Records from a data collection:
>>>>
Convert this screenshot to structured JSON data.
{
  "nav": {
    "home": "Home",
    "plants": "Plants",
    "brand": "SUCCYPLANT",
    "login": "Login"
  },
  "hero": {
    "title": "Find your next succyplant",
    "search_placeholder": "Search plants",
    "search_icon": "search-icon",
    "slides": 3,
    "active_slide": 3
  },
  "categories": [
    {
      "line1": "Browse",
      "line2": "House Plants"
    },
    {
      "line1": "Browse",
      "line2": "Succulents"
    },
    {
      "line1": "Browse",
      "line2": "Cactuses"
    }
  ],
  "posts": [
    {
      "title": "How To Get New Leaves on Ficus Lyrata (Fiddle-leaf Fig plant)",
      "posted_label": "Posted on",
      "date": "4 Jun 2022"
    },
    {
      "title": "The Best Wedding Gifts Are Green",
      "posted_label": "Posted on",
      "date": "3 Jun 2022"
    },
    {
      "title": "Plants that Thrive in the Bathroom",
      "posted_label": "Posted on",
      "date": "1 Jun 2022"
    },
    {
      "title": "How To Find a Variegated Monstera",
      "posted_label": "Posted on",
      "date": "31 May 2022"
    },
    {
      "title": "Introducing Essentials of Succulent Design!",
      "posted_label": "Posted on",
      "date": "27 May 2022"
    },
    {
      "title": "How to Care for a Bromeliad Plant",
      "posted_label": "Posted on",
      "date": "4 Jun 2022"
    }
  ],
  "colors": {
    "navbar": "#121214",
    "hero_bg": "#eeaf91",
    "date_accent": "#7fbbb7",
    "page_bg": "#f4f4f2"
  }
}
<<<<
>>>>
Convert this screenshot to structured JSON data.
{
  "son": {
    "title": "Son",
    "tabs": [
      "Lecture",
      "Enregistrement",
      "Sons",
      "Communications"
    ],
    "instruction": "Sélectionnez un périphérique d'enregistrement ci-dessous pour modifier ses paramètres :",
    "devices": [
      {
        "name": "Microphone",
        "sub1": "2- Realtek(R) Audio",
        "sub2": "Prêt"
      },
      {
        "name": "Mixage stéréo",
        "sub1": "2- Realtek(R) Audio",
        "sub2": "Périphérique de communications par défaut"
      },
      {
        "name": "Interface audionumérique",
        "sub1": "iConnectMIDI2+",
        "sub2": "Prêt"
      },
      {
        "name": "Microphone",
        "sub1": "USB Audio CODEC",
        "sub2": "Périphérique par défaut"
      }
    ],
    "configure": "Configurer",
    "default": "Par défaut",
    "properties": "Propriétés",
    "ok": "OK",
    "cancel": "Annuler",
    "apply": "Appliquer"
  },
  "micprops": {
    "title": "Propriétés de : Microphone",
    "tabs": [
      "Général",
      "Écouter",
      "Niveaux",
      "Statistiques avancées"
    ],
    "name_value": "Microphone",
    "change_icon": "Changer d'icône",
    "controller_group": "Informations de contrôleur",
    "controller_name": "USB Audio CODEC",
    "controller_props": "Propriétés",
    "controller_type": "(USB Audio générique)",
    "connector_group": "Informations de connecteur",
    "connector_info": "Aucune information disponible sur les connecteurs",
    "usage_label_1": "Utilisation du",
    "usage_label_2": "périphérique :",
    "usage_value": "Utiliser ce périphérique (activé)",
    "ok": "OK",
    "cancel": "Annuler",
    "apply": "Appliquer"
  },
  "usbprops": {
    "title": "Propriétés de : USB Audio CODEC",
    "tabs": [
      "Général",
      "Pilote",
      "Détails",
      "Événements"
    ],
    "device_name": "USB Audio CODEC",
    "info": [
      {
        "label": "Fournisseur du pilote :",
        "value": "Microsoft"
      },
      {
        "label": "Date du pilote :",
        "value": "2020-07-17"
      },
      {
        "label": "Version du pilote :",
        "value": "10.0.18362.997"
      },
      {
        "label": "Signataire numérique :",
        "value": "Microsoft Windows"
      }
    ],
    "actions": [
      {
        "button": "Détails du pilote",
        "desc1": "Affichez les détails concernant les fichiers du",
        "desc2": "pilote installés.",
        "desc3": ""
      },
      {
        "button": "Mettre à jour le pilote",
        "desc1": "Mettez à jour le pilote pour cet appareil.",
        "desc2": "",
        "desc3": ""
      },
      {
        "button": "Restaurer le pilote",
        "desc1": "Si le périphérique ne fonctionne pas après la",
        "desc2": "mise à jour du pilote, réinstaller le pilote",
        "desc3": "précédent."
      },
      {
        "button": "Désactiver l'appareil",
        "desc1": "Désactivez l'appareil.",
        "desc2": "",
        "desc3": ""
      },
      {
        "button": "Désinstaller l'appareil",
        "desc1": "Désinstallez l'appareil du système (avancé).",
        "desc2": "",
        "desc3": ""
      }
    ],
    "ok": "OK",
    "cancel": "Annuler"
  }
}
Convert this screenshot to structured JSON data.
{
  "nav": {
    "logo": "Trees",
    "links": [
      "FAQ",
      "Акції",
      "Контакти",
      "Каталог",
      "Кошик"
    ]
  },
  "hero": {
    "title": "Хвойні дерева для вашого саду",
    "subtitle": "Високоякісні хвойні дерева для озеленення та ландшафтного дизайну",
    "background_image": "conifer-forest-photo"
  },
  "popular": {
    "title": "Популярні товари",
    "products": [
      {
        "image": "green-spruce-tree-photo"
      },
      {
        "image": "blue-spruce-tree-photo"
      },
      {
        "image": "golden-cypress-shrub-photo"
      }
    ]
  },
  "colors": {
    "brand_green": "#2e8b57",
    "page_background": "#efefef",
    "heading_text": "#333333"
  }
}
<<<<
>>>>
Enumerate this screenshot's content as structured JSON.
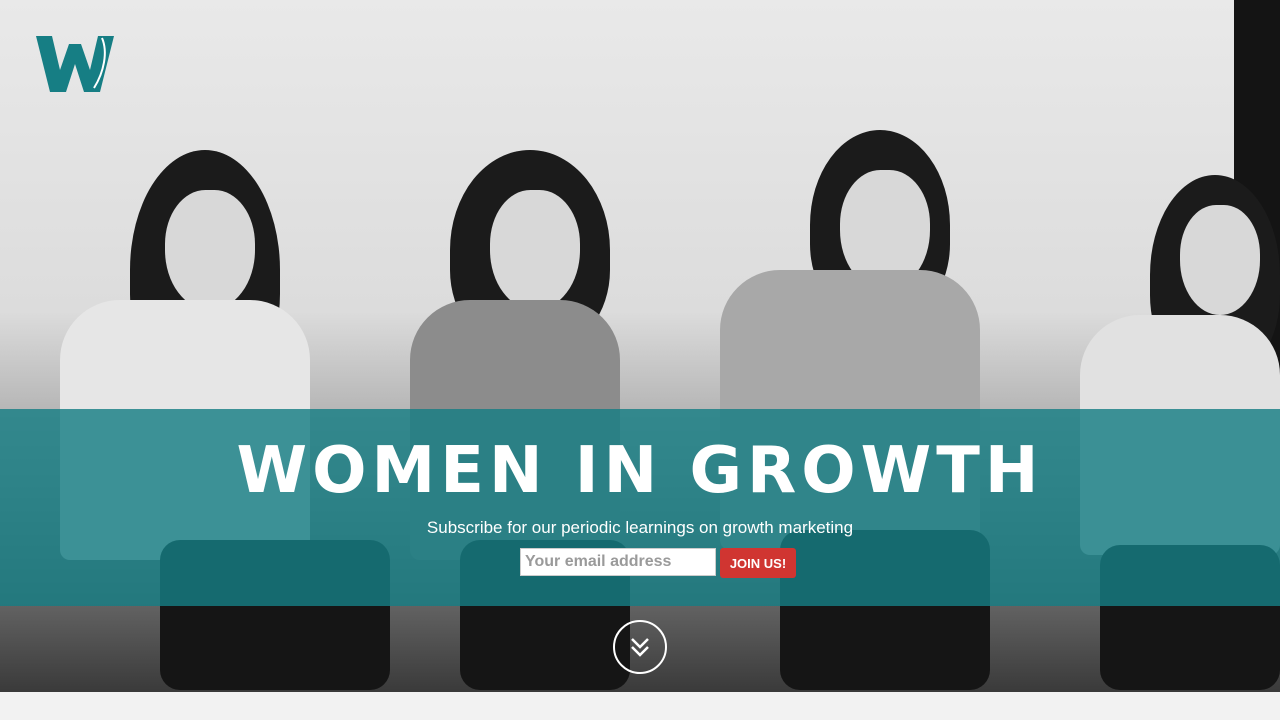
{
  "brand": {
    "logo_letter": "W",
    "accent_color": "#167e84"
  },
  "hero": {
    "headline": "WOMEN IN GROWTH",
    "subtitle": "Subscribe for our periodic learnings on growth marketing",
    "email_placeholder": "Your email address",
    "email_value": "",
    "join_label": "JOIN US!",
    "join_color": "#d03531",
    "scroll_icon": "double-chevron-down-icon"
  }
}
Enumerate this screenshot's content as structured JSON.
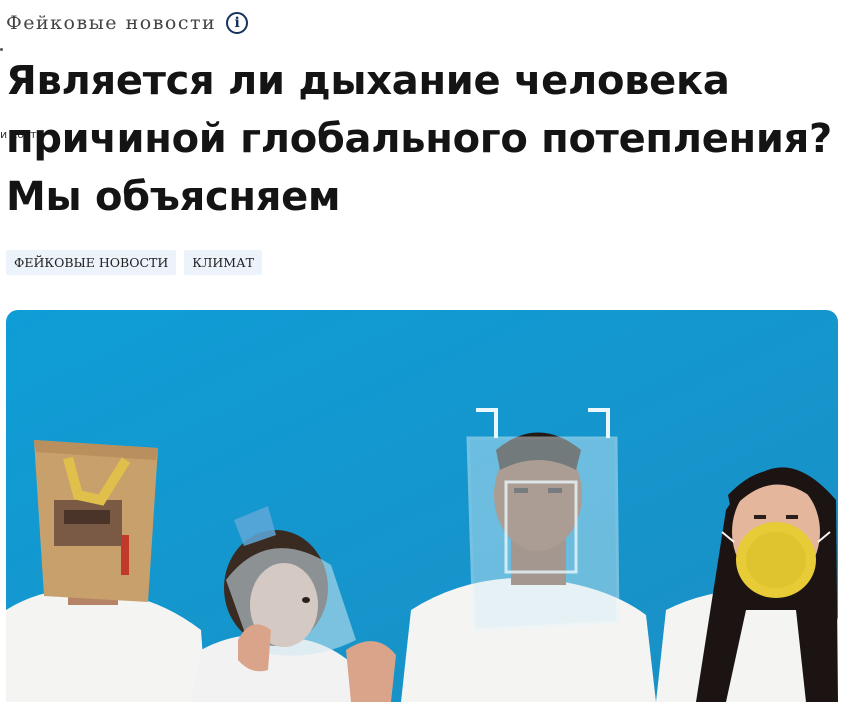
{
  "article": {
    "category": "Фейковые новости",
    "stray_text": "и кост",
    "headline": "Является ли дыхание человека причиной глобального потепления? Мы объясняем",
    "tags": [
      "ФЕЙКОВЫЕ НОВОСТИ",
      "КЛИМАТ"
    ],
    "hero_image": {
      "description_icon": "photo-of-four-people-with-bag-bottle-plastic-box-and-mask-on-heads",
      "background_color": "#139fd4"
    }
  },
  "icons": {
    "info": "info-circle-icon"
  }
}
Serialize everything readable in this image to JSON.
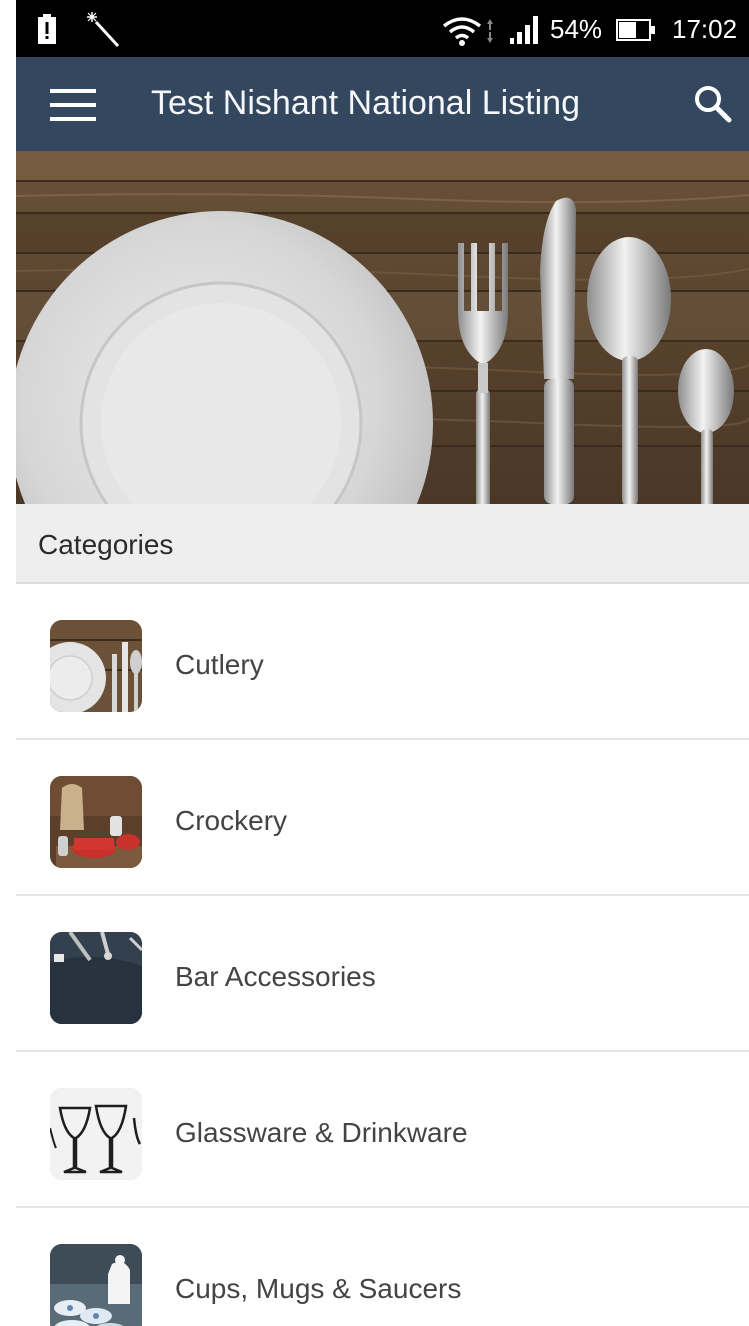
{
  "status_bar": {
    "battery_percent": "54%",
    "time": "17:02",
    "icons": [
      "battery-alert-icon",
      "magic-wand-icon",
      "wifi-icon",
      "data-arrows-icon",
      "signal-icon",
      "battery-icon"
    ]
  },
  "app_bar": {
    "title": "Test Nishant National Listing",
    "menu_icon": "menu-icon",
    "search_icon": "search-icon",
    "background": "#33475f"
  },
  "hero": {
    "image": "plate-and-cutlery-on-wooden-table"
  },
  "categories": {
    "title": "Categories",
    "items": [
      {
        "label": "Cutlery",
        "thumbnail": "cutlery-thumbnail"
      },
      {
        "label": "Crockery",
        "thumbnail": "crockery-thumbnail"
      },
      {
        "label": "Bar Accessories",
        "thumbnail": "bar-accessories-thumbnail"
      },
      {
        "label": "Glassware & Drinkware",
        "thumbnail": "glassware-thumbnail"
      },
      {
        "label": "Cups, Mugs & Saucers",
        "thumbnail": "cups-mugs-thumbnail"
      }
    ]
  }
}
<<<<
WRITTEN PROBLEM: Return every line containing "CODEC".

SOLVED PROBLEM:
        "sub1": "USB Audio CODEC",
    "controller_name": "USB Audio CODEC",
    "title": "Propriétés de : USB Audio CODEC",
    "device_name": "USB Audio CODEC",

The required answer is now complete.